Source records
Begin

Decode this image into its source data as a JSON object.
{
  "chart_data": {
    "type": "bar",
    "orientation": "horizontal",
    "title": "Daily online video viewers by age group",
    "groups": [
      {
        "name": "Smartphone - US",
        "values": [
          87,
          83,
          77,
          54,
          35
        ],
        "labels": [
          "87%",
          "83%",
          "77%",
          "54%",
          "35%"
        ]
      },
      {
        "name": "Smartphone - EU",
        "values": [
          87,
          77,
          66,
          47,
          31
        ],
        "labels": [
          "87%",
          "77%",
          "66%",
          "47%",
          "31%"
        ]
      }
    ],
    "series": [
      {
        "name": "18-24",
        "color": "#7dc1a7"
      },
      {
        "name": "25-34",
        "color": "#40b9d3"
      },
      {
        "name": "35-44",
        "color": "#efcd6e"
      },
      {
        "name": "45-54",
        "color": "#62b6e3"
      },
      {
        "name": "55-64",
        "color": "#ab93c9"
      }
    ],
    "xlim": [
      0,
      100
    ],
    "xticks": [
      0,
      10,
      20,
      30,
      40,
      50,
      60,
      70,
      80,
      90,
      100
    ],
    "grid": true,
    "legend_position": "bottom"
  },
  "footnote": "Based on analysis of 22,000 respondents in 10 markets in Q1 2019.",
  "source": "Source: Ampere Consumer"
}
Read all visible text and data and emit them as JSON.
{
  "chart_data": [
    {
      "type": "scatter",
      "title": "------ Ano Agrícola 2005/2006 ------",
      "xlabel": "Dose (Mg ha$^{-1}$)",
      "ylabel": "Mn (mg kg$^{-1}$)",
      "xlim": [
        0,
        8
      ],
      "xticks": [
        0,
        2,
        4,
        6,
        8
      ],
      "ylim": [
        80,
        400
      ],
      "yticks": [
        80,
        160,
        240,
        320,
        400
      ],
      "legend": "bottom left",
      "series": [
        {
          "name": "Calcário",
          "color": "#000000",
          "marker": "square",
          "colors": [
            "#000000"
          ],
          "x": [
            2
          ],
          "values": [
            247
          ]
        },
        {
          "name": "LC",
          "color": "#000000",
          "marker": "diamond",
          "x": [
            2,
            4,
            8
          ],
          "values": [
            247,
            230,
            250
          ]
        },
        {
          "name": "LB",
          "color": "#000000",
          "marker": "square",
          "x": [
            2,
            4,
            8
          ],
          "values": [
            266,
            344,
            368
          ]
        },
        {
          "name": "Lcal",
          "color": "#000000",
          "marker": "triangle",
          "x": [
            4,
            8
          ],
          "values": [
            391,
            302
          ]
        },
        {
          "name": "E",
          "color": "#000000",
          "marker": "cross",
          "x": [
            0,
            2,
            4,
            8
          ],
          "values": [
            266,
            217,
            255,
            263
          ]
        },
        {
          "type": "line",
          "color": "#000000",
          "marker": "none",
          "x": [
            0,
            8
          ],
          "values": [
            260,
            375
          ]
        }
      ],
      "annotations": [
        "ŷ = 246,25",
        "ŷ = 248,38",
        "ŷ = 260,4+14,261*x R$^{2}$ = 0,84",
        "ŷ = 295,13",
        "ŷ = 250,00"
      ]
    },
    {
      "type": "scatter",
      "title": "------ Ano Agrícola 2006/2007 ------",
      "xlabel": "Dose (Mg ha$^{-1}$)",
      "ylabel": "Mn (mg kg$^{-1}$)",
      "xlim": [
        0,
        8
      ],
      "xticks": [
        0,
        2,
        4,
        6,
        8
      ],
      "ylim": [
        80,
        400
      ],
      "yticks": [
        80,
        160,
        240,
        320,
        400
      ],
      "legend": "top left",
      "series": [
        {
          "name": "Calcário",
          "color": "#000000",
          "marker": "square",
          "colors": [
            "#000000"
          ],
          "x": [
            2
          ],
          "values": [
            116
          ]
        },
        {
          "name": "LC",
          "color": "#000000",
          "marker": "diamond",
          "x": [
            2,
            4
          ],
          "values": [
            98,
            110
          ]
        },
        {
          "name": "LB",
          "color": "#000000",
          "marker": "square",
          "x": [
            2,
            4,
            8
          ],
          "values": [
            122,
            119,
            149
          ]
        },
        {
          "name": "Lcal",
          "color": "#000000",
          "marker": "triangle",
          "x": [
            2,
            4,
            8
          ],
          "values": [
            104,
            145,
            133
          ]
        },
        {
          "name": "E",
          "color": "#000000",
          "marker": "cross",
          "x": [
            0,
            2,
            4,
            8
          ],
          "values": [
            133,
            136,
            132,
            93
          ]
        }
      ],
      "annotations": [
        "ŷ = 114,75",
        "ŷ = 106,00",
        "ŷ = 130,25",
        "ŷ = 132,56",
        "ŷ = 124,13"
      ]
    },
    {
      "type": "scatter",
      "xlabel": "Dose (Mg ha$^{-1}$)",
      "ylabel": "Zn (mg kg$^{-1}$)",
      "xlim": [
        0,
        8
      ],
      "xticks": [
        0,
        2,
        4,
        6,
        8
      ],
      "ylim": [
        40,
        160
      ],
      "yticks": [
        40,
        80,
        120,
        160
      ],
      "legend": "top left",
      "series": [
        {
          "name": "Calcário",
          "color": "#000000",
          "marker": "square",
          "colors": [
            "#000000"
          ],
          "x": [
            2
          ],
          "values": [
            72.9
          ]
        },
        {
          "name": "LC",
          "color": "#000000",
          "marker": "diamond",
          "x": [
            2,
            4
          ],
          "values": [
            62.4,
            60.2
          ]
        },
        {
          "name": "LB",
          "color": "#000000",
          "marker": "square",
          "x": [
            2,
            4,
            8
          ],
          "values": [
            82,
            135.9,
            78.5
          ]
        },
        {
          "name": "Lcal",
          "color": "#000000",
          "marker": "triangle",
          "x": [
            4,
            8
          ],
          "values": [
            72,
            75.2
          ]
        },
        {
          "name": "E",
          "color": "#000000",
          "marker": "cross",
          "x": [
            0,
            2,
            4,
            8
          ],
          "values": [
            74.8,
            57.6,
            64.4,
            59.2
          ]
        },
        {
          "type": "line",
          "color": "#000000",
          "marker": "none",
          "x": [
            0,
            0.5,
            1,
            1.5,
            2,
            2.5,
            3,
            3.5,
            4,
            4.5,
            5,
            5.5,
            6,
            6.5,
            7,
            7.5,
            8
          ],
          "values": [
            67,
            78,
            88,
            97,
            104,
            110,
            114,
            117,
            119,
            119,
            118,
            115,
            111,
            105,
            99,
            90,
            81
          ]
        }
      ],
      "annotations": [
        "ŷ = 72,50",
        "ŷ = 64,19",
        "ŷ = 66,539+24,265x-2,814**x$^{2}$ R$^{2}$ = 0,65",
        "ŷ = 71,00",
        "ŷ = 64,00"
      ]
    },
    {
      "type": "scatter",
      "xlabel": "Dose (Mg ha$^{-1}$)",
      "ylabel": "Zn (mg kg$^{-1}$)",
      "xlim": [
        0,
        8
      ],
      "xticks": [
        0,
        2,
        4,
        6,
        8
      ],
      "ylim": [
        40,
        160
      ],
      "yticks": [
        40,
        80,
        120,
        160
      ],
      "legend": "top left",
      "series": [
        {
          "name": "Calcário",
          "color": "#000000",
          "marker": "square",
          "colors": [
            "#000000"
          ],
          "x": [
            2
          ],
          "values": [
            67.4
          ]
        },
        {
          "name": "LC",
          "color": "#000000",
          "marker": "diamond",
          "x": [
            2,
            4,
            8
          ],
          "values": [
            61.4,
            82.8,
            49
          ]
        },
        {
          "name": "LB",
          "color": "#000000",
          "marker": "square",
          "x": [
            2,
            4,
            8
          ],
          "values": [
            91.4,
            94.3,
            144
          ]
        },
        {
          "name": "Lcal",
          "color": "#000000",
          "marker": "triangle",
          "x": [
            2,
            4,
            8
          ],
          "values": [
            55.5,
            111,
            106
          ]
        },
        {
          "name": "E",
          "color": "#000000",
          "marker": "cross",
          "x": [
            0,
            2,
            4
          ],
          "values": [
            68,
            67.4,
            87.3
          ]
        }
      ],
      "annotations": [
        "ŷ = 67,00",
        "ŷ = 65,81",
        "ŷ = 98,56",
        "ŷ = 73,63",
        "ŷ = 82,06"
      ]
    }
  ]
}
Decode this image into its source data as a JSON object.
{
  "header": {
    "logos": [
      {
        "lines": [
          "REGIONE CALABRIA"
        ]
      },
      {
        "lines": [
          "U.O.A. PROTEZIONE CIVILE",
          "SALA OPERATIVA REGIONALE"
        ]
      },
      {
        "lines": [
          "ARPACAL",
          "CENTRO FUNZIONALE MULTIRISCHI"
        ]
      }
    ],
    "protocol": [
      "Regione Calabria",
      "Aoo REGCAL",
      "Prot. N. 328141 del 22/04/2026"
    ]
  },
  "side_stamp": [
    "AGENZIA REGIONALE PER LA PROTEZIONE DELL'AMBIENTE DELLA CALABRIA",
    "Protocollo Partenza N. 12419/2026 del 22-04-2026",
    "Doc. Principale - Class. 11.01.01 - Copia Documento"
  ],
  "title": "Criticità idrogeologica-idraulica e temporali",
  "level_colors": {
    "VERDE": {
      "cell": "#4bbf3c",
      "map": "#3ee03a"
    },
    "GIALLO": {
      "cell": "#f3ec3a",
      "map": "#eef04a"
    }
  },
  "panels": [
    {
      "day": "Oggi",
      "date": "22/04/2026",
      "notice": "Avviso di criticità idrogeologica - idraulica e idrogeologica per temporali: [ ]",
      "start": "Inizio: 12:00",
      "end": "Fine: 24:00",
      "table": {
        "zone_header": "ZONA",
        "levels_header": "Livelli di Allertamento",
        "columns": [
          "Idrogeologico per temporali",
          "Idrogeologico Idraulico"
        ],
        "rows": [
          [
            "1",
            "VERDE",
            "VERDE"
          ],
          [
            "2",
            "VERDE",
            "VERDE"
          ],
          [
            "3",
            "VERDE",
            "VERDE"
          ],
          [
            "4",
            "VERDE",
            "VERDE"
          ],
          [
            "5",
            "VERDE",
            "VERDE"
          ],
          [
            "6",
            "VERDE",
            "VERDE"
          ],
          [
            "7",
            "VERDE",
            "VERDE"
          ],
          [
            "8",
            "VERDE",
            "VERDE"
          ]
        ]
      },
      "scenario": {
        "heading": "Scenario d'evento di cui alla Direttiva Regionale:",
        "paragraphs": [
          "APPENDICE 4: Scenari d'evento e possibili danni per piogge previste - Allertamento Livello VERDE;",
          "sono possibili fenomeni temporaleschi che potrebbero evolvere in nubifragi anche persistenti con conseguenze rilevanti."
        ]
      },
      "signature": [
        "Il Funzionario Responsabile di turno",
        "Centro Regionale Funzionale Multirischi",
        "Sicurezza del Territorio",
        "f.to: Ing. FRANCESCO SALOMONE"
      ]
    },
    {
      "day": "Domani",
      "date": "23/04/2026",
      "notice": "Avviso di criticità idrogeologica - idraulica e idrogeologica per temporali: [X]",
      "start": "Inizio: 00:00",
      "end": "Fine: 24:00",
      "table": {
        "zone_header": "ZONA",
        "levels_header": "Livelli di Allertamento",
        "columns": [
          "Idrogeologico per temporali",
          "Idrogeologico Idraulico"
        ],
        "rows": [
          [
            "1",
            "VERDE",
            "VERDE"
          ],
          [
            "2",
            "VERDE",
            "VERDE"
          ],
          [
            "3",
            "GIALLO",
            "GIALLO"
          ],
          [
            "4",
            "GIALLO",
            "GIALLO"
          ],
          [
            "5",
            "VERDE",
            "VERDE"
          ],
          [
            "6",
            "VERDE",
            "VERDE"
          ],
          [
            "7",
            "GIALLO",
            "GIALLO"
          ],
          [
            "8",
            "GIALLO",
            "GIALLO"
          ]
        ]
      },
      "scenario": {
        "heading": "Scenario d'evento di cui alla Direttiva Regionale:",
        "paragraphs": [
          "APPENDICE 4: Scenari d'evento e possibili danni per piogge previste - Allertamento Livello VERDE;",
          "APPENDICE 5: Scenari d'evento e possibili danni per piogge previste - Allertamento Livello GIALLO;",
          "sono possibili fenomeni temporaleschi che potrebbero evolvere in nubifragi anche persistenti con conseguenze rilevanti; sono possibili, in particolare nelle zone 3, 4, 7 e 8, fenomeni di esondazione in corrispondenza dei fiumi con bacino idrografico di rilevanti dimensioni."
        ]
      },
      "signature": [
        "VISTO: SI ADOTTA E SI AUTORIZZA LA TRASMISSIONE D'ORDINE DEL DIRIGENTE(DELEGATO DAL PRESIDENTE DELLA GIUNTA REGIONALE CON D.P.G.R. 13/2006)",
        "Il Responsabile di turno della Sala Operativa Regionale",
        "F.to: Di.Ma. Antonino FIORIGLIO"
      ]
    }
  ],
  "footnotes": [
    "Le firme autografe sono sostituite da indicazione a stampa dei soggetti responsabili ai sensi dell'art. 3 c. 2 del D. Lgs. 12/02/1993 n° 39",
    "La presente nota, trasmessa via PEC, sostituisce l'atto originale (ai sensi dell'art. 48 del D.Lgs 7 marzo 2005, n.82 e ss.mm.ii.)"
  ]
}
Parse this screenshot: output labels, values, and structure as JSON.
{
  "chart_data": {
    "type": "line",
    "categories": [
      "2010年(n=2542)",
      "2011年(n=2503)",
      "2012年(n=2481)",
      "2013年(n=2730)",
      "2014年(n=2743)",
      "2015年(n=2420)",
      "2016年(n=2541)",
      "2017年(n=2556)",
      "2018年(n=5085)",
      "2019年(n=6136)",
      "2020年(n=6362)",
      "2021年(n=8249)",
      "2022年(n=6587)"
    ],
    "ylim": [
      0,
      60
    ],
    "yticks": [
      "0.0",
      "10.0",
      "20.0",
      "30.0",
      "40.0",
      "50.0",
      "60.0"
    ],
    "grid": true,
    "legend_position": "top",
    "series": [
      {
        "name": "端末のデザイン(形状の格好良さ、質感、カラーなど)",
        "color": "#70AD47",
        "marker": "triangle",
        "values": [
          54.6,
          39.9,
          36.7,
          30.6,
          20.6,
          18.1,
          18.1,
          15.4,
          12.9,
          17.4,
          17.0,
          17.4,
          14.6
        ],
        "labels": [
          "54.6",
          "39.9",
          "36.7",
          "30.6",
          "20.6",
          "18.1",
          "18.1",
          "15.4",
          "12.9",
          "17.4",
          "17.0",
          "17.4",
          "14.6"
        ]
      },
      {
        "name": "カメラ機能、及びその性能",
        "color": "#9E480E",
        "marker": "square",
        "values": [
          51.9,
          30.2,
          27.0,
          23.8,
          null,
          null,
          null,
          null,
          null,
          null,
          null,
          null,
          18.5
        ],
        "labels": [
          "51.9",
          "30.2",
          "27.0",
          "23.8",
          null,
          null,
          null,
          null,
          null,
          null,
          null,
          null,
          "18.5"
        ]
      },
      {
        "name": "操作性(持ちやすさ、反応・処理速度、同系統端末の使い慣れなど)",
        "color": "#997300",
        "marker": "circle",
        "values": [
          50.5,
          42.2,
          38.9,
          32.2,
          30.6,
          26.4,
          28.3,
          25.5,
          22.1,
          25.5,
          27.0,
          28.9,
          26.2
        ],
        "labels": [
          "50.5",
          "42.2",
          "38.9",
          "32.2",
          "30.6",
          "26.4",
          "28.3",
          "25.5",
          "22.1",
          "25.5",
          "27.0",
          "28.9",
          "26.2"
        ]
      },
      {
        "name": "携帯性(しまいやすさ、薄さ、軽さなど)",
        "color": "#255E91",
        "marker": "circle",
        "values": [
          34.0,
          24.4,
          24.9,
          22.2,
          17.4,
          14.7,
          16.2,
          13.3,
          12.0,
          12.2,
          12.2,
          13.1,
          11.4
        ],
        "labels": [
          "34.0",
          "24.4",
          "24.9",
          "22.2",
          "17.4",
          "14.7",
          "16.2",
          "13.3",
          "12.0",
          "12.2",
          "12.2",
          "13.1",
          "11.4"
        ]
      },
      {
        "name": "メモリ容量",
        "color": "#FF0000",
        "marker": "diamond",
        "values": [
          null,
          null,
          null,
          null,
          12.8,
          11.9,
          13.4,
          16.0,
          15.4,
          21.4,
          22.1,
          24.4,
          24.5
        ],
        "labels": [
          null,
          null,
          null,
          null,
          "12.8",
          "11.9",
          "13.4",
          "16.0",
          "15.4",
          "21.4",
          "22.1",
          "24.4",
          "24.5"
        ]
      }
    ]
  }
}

End

* **TASK GOAL**
Copy every line of the records above that holds the word "conseguenze".

* **RESPONSE**
          "sono possibili fenomeni temporaleschi che potrebbero evolvere in nubifragi anche persistenti con conseguenze rilevanti."
          "sono possibili fenomeni temporaleschi che potrebbero evolvere in nubifragi anche persistenti con conseguenze rilevanti; sono possibili, in particolare nelle zone 3, 4, 7 e 8, fenomeni di esondazione in corrispondenza dei fiumi con bacino idrografico di rilevanti dimensioni."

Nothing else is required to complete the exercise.